━━━━━ Provided records ━━━━━

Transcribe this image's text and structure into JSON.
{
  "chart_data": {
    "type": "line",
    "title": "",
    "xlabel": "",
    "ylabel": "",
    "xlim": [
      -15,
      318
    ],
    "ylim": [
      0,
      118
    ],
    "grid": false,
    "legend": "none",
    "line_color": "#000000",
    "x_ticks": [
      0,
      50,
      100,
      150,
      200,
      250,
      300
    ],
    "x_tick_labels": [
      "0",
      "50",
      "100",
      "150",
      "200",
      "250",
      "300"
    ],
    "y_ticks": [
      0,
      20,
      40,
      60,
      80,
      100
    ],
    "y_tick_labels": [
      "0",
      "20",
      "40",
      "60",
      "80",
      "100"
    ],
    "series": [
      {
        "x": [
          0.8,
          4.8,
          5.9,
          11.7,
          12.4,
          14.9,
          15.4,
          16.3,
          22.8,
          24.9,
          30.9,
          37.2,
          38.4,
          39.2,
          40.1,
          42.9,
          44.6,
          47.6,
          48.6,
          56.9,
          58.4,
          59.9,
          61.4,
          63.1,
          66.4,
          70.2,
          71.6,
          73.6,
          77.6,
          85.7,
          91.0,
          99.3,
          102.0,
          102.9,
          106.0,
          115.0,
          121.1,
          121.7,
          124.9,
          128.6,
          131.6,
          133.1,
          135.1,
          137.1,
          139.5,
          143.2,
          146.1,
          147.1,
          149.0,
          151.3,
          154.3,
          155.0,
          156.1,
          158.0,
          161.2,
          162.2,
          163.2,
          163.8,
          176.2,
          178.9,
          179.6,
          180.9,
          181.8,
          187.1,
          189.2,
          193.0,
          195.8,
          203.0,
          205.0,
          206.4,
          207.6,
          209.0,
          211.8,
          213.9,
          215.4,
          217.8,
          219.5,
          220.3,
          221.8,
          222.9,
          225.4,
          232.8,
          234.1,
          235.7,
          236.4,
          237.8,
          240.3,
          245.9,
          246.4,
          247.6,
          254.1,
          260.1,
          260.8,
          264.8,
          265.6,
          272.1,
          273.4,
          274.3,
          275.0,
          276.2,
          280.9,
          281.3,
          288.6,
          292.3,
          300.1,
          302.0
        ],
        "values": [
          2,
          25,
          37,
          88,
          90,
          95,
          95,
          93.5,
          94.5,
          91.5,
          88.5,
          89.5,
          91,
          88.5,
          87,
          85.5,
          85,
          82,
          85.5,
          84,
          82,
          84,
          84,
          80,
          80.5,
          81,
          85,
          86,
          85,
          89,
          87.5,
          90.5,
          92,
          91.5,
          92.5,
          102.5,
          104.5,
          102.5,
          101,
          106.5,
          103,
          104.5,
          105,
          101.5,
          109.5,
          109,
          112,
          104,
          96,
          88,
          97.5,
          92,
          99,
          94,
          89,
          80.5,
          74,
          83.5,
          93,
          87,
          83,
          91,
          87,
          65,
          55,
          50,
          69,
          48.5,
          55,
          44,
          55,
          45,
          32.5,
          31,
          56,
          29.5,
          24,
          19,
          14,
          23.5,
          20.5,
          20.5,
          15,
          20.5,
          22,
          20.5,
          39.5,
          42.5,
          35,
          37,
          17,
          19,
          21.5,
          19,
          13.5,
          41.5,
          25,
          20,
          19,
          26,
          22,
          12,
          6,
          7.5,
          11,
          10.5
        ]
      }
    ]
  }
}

━━━━━

* Do this
From the records above, extract everything verbatim.

* Output for this task
Transcribe this image's text and structure into JSON.
{
  "chart_data": {
    "type": "line",
    "title": "",
    "xlabel": "",
    "ylabel": "",
    "xlim": [
      -15,
      318
    ],
    "ylim": [
      0,
      118
    ],
    "grid": false,
    "legend": "none",
    "line_color": "#000000",
    "x_ticks": [
      0,
      50,
      100,
      150,
      200,
      250,
      300
    ],
    "x_tick_labels": [
      "0",
      "50",
      "100",
      "150",
      "200",
      "250",
      "300"
    ],
    "y_ticks": [
      0,
      20,
      40,
      60,
      80,
      100
    ],
    "y_tick_labels": [
      "0",
      "20",
      "40",
      "60",
      "80",
      "100"
    ],
    "series": [
      {
        "x": [
          0.8,
          4.8,
          5.9,
          11.7,
          12.4,
          14.9,
          15.4,
          16.3,
          22.8,
          24.9,
          30.9,
          37.2,
          38.4,
          39.2,
          40.1,
          42.9,
          44.6,
          47.6,
          48.6,
          56.9,
          58.4,
          59.9,
          61.4,
          63.1,
          66.4,
          70.2,
          71.6,
          73.6,
          77.6,
          85.7,
          91.0,
          99.3,
          102.0,
          102.9,
          106.0,
          115.0,
          121.1,
          121.7,
          124.9,
          128.6,
          131.6,
          133.1,
          135.1,
          137.1,
          139.5,
          143.2,
          146.1,
          147.1,
          149.0,
          151.3,
          154.3,
          155.0,
          156.1,
          158.0,
          161.2,
          162.2,
          163.2,
          163.8,
          176.2,
          178.9,
          179.6,
          180.9,
          181.8,
          187.1,
          189.2,
          193.0,
          195.8,
          203.0,
          205.0,
          206.4,
          207.6,
          209.0,
          211.8,
          213.9,
          215.4,
          217.8,
          219.5,
          220.3,
          221.8,
          222.9,
          225.4,
          232.8,
          234.1,
          235.7,
          236.4,
          237.8,
          240.3,
          245.9,
          246.4,
          247.6,
          254.1,
          260.1,
          260.8,
          264.8,
          265.6,
          272.1,
          273.4,
          274.3,
          275.0,
          276.2,
          280.9,
          281.3,
          288.6,
          292.3,
          300.1,
          302.0
        ],
        "values": [
          2,
          25,
          37,
          88,
          90,
          95,
          95,
          93.5,
          94.5,
          91.5,
          88.5,
          89.5,
          91,
          88.5,
          87,
          85.5,
          85,
          82,
          85.5,
          84,
          82,
          84,
          84,
          80,
          80.5,
          81,
          85,
          86,
          85,
          89,
          87.5,
          90.5,
          92,
          91.5,
          92.5,
          102.5,
          104.5,
          102.5,
          101,
          106.5,
          103,
          104.5,
          105,
          101.5,
          109.5,
          109,
          112,
          104,
          96,
          88,
          97.5,
          92,
          99,
          94,
          89,
          80.5,
          74,
          83.5,
          93,
          87,
          83,
          91,
          87,
          65,
          55,
          50,
          69,
          48.5,
          55,
          44,
          55,
          45,
          32.5,
          31,
          56,
          29.5,
          24,
          19,
          14,
          23.5,
          20.5,
          20.5,
          15,
          20.5,
          22,
          20.5,
          39.5,
          42.5,
          35,
          37,
          17,
          19,
          21.5,
          19,
          13.5,
          41.5,
          25,
          20,
          19,
          26,
          22,
          12,
          6,
          7.5,
          11,
          10.5
        ]
      }
    ]
  }
}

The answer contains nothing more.